#### [TASK DESCRIPTION]
Locate every line in the records below that contains the word "选定文件名称后", and copy each one.

:: DATASET EXCERPTS ::

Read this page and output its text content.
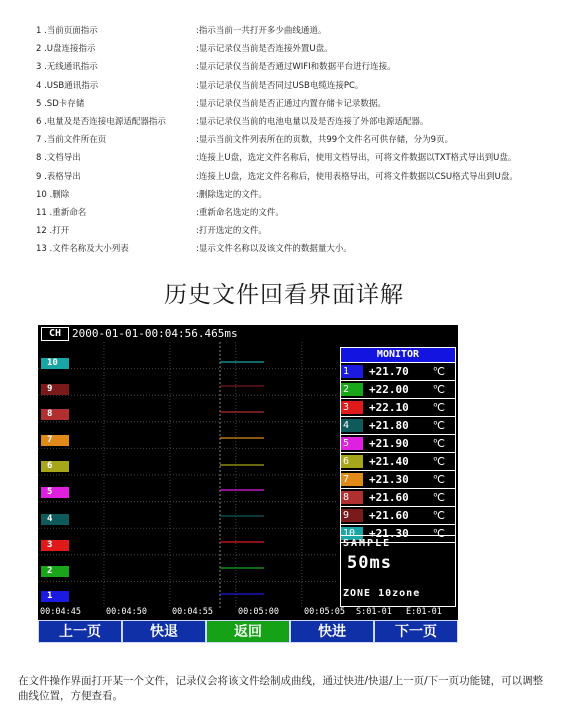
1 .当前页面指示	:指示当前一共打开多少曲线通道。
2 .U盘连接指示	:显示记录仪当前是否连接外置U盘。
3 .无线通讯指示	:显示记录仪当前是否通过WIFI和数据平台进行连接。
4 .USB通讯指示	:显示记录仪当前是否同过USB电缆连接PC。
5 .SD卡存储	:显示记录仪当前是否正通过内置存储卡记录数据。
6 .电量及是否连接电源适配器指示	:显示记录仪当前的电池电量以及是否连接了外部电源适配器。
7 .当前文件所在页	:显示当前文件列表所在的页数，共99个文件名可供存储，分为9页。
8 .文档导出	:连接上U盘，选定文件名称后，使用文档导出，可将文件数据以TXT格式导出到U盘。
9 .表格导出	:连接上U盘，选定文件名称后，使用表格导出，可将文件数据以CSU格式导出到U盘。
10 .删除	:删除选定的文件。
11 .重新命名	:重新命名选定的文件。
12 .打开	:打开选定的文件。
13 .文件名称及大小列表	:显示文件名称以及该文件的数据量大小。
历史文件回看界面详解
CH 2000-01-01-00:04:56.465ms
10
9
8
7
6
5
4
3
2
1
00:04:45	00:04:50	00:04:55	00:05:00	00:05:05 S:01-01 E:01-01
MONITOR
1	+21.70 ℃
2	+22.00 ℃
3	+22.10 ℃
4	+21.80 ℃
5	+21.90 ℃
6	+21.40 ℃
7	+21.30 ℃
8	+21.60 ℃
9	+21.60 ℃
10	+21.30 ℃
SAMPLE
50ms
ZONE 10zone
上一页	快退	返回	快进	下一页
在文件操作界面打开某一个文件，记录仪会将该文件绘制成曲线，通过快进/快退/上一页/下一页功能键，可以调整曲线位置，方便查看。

:::

#### [EXERCISE ANSWER]
8 .文档导出	:连接上U盘，选定文件名称后，使用文档导出，可将文件数据以TXT格式导出到U盘。
9 .表格导出	:连接上U盘，选定文件名称后，使用表格导出，可将文件数据以CSU格式导出到U盘。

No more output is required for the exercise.